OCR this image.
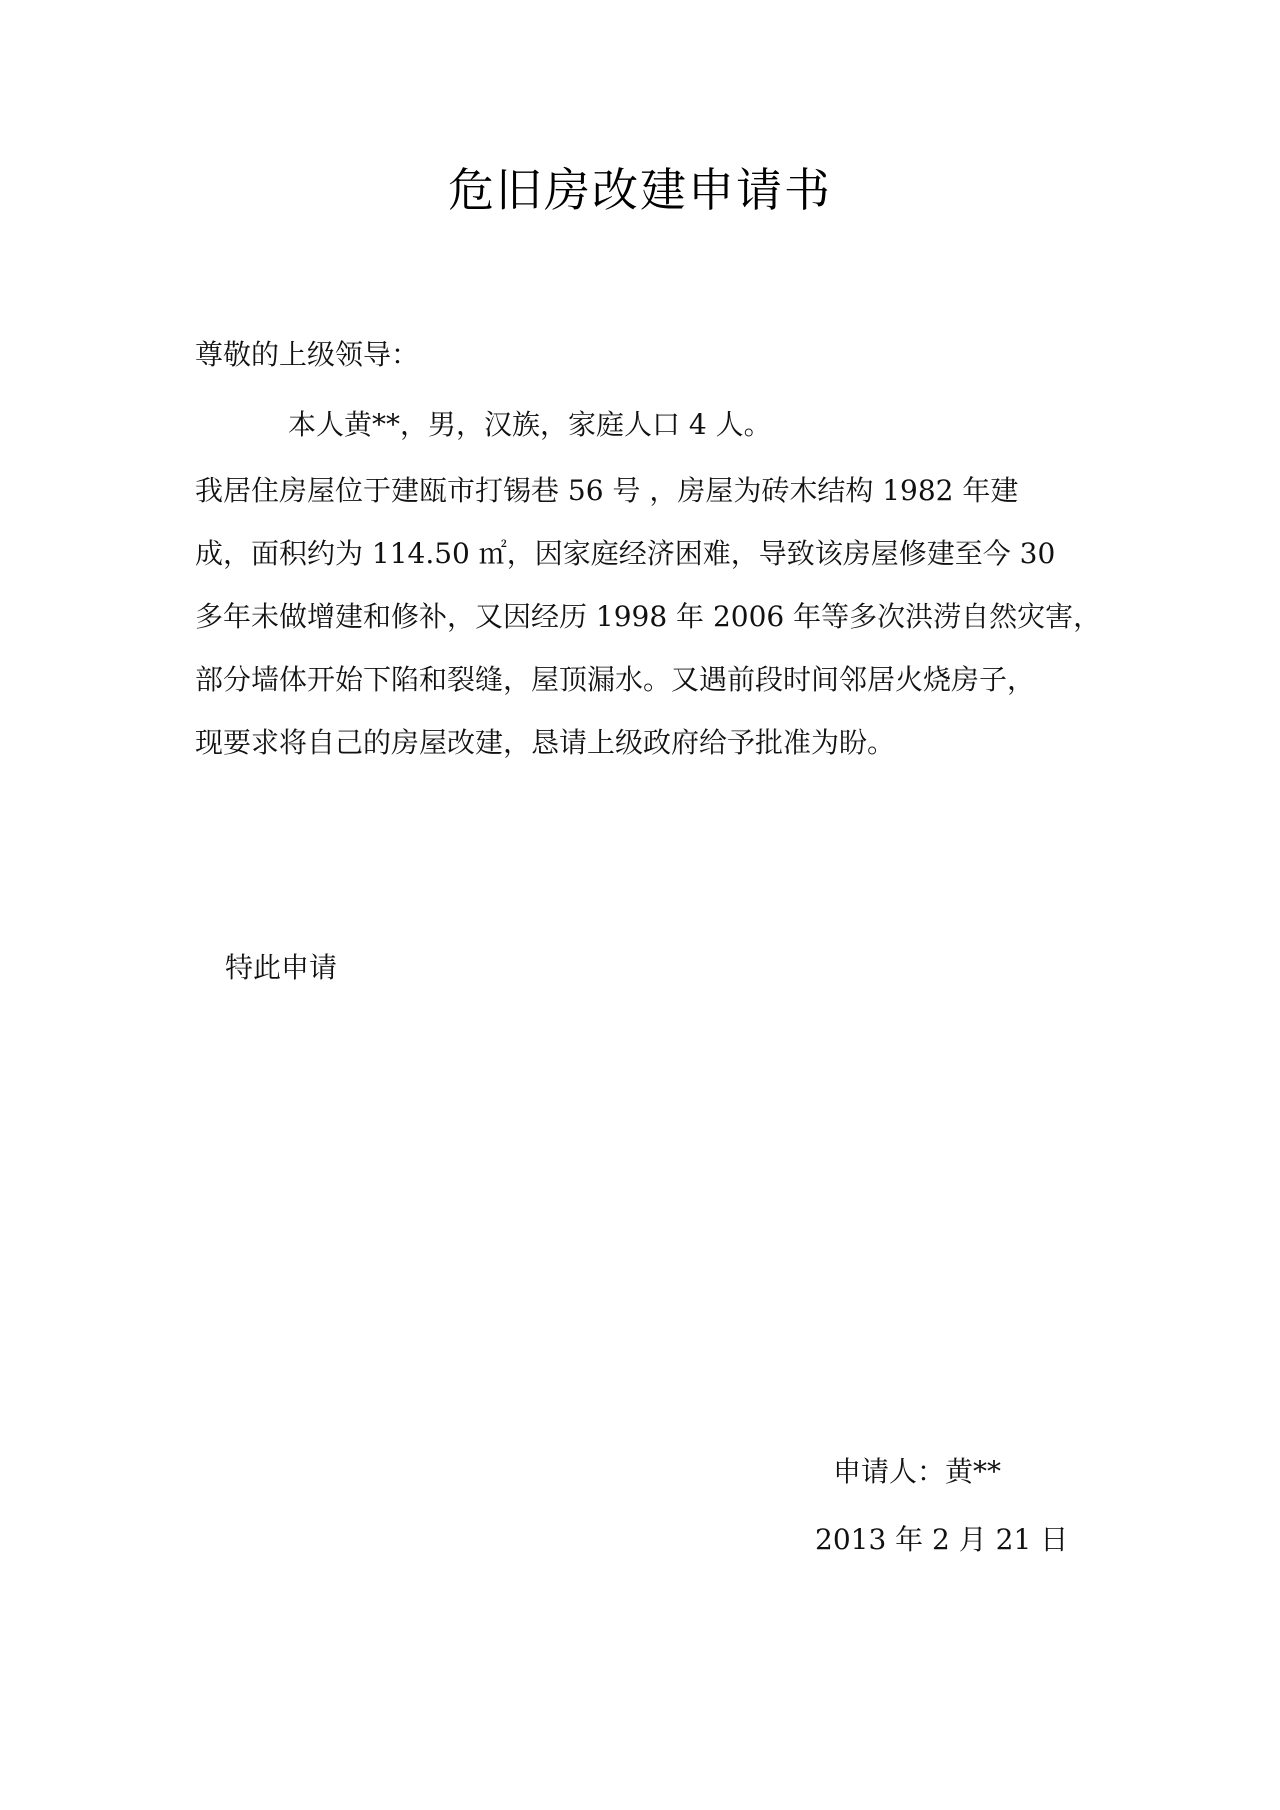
危旧房改建申请书
尊敬的上级领导：
本人黄**，男，汉族，家庭人口 4 人。
我居住房屋位于建瓯市打锡巷 56 号 ，房屋为砖木结构 1982 年建
成，面积约为 114.50 ㎡，因家庭经济困难，导致该房屋修建至今 30
多年未做增建和修补，又因经历 1998 年 2006 年等多次洪涝自然灾害，
部分墙体开始下陷和裂缝，屋顶漏水。又遇前段时间邻居火烧房子，
现要求将自己的房屋改建，恳请上级政府给予批准为盼。
特此申请
申请人：黄**
2013 年 2 月 21 日
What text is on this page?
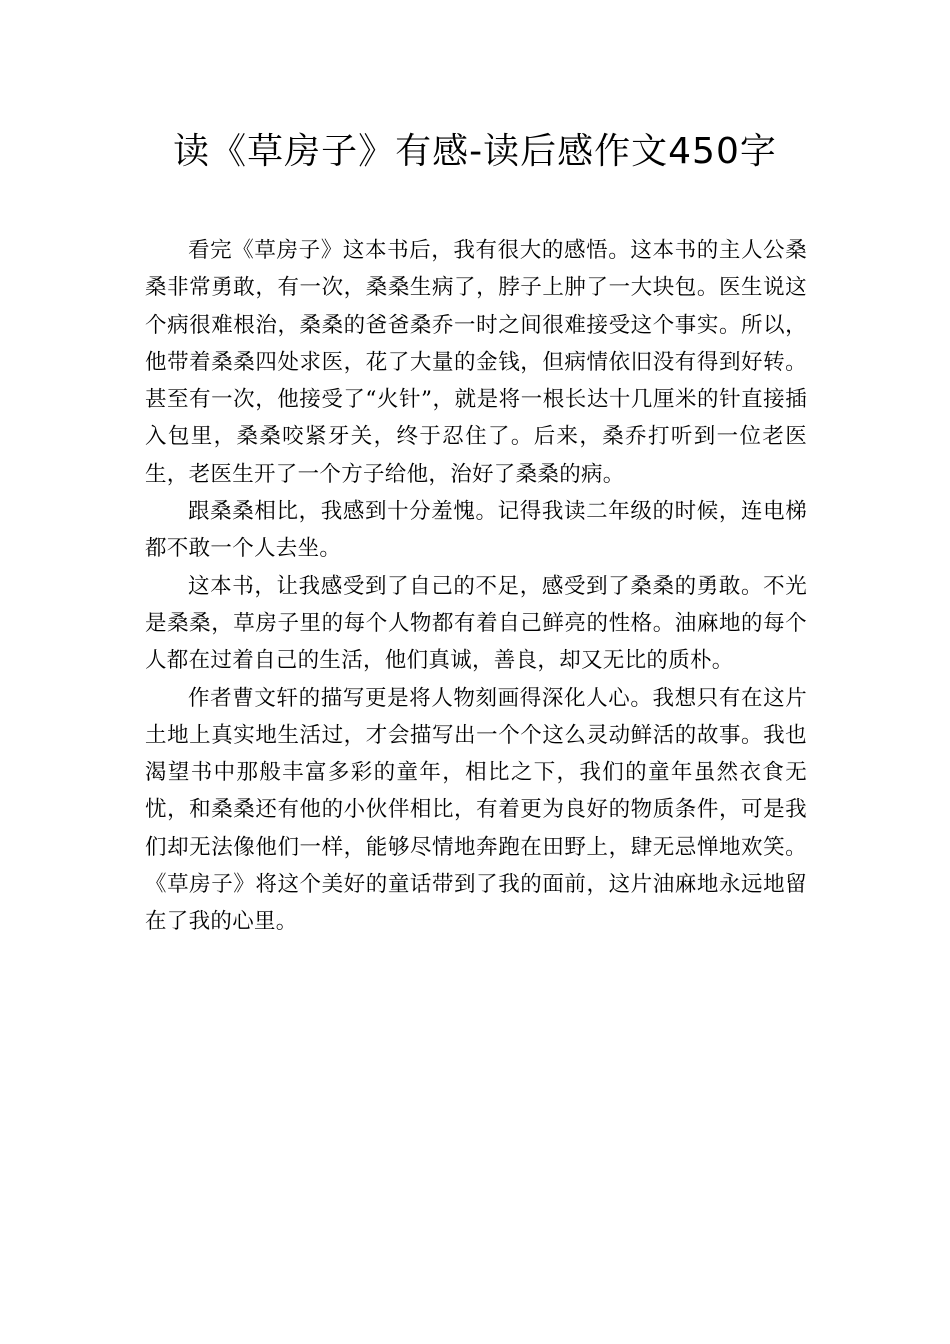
读《草房子》有感-读后感作文450字

看完《草房子》这本书后，我有很大的感悟。这本书的主人公桑桑非常勇敢，有一次，桑桑生病了，脖子上肿了一大块包。医生说这个病很难根治，桑桑的爸爸桑乔一时之间很难接受这个事实。所以，他带着桑桑四处求医，花了大量的金钱，但病情依旧没有得到好转。甚至有一次，他接受了“火针”，就是将一根长达十几厘米的针直接插入包里，桑桑咬紧牙关，终于忍住了。后来，桑乔打听到一位老医生，老医生开了一个方子给他，治好了桑桑的病。

跟桑桑相比，我感到十分羞愧。记得我读二年级的时候，连电梯都不敢一个人去坐。

这本书，让我感受到了自己的不足，感受到了桑桑的勇敢。不光是桑桑，草房子里的每个人物都有着自己鲜亮的性格。油麻地的每个人都在过着自己的生活，他们真诚，善良，却又无比的质朴。

作者曹文轩的描写更是将人物刻画得深化人心。我想只有在这片土地上真实地生活过，才会描写出一个个这么灵动鲜活的故事。我也渴望书中那般丰富多彩的童年，相比之下，我们的童年虽然衣食无忧，和桑桑还有他的小伙伴相比，有着更为良好的物质条件，可是我们却无法像他们一样，能够尽情地奔跑在田野上，肆无忌惮地欢笑。《草房子》将这个美好的童话带到了我的面前，这片油麻地永远地留在了我的心里。
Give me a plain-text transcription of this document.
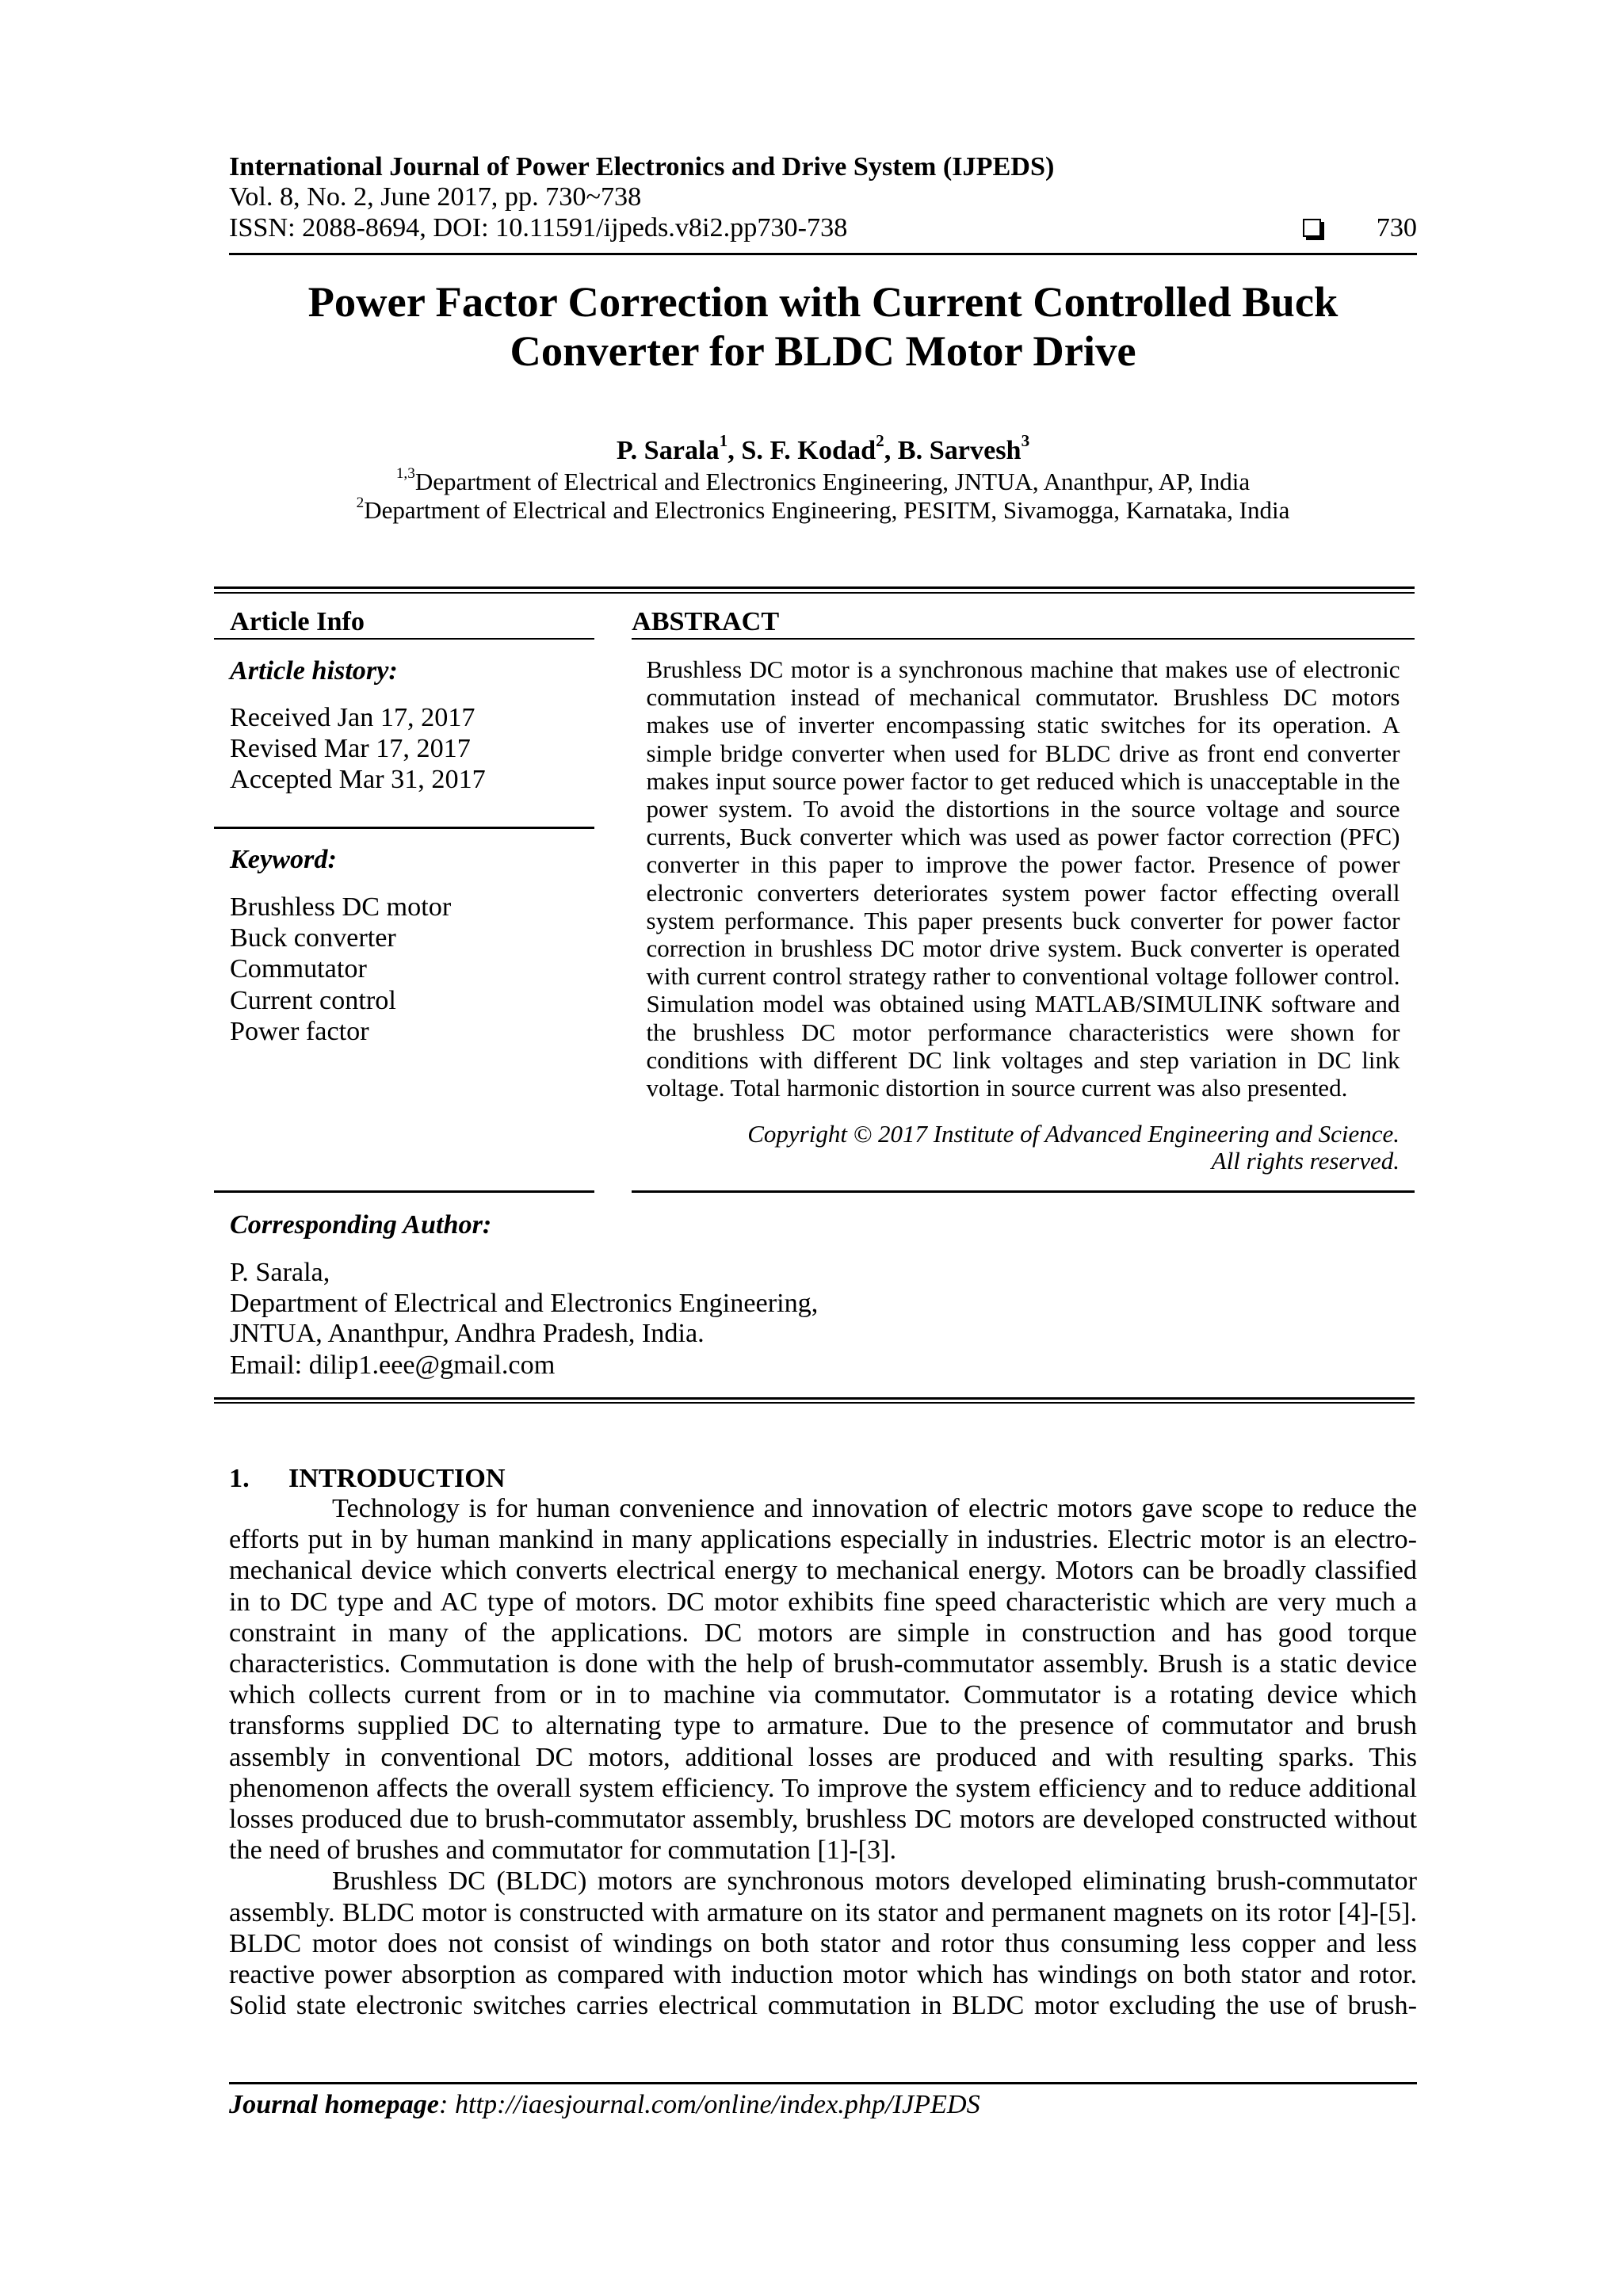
International Journal of Power Electronics and Drive System (IJPEDS)
Vol. 8, No. 2, June 2017, pp. 730~738
ISSN: 2088-8694, DOI: 10.11591/ijpeds.v8i2.pp730-738	730
Power Factor Correction with Current Controlled Buck
Converter for BLDC Motor Drive
P. Sarala$^1$, S. F. Kodad$^2$, B. Sarvesh$^3$
$^{1,3}$Department of Electrical and Electronics Engineering, JNTUA, Ananthpur, AP, India
$^2$Department of Electrical and Electronics Engineering, PESITM, Sivamogga, Karnataka, India
Article Info
Article history:
Received Jan 17, 2017
Revised Mar 17, 2017
Accepted Mar 31, 2017
Keyword:
Brushless DC motor
Buck converter
Commutator
Current control
Power factor
ABSTRACT
Brushless DC motor is a synchronous machine that makes use of electronic
commutation instead of mechanical commutator. Brushless DC motors
makes use of inverter encompassing static switches for its operation. A
simple bridge converter when used for BLDC drive as front end converter
makes input source power factor to get reduced which is unacceptable in the
power system. To avoid the distortions in the source voltage and source
currents, Buck converter which was used as power factor correction (PFC)
converter in this paper to improve the power factor. Presence of power
electronic converters deteriorates system power factor effecting overall
system performance. This paper presents buck converter for power factor
correction in brushless DC motor drive system. Buck converter is operated
with current control strategy rather to conventional voltage follower control.
Simulation model was obtained using MATLAB/SIMULINK software and
the brushless DC motor performance characteristics were shown for
conditions with different DC link voltages and step variation in DC link
voltage. Total harmonic distortion in source current was also presented.
Copyright © 2017 Institute of Advanced Engineering and Science.
All rights reserved.
Corresponding Author:
P. Sarala,
Department of Electrical and Electronics Engineering,
JNTUA, Ananthpur, Andhra Pradesh, India.
Email: dilip1.eee@gmail.com
1. INTRODUCTION
Technology is for human convenience and innovation of electric motors gave scope to reduce the
efforts put in by human mankind in many applications especially in industries. Electric motor is an electro-
mechanical device which converts electrical energy to mechanical energy. Motors can be broadly classified
in to DC type and AC type of motors. DC motor exhibits fine speed characteristic which are very much a
constraint in many of the applications. DC motors are simple in construction and has good torque
characteristics. Commutation is done with the help of brush-commutator assembly. Brush is a static device
which collects current from or in to machine via commutator. Commutator is a rotating device which
transforms supplied DC to alternating type to armature. Due to the presence of commutator and brush
assembly in conventional DC motors, additional losses are produced and with resulting sparks. This
phenomenon affects the overall system efficiency. To improve the system efficiency and to reduce additional
losses produced due to brush-commutator assembly, brushless DC motors are developed constructed without
the need of brushes and commutator for commutation [1]-[3].
Brushless DC (BLDC) motors are synchronous motors developed eliminating brush-commutator
assembly. BLDC motor is constructed with armature on its stator and permanent magnets on its rotor [4]-[5].
BLDC motor does not consist of windings on both stator and rotor thus consuming less copper and less
reactive power absorption as compared with induction motor which has windings on both stator and rotor.
Solid state electronic switches carries electrical commutation in BLDC motor excluding the use of brush-
Journal homepage: http://iaesjournal.com/online/index.php/IJPEDS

──────────

__WHAT YOU HAVE TO DO__.
Go through the listing above and return every line where the word "produced" occurs.

__RESPONSE__.
assembly in conventional DC motors, additional losses are produced and with resulting sparks. This
losses produced due to brush-commutator assembly, brushless DC motors are developed constructed without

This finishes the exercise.